### Source material
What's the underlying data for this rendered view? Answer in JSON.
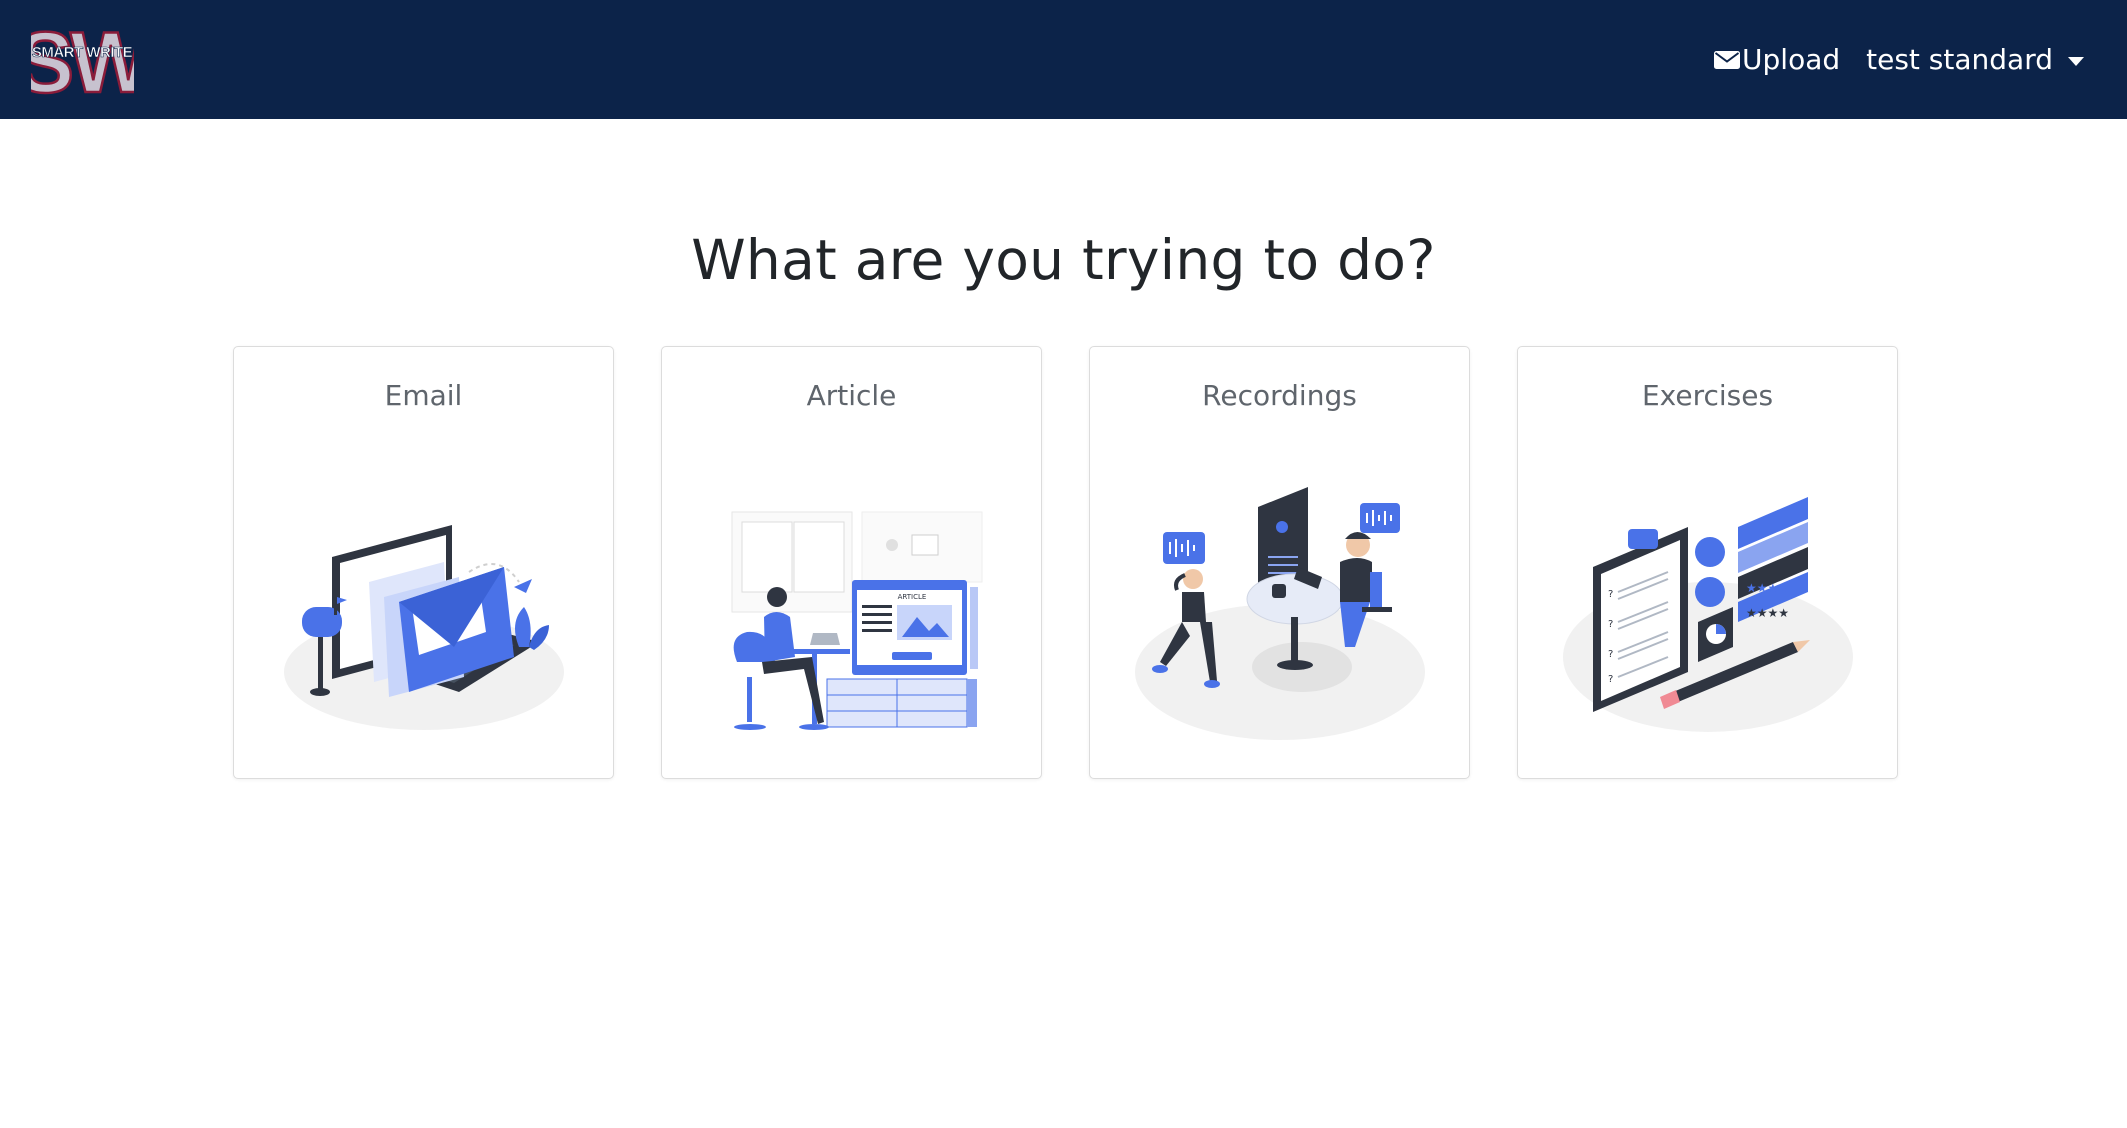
{
  "app": {
    "logo_text": "SMART WRITE",
    "logo_initials": "SW"
  },
  "navbar": {
    "upload_label": "Upload",
    "user_label": "test standard",
    "upload_icon": "envelope-icon"
  },
  "main": {
    "heading": "What are you trying to do?",
    "options": [
      {
        "label": "Email",
        "icon": "email-illustration"
      },
      {
        "label": "Article",
        "icon": "article-illustration"
      },
      {
        "label": "Recordings",
        "icon": "recordings-illustration"
      },
      {
        "label": "Exercises",
        "icon": "exercises-illustration"
      }
    ]
  },
  "colors": {
    "navbar_bg": "#0c2349",
    "accent": "#4a72e8",
    "card_border": "#dcdcdc"
  }
}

### What this task involves
Leave the pictures out and copy the rest of the data exactly.

### Task response
What's the underlying data for this rendered view? Answer in JSON.
{
  "app": {
    "logo_text": "SMART WRITE",
    "logo_initials": "SW"
  },
  "navbar": {
    "upload_label": "Upload",
    "user_label": "test standard",
    "upload_icon": "envelope-icon"
  },
  "main": {
    "heading": "What are you trying to do?",
    "options": [
      {
        "label": "Email",
        "icon": "email-illustration"
      },
      {
        "label": "Article",
        "icon": "article-illustration"
      },
      {
        "label": "Recordings",
        "icon": "recordings-illustration"
      },
      {
        "label": "Exercises",
        "icon": "exercises-illustration"
      }
    ]
  },
  "colors": {
    "navbar_bg": "#0c2349",
    "accent": "#4a72e8",
    "card_border": "#dcdcdc"
  }
}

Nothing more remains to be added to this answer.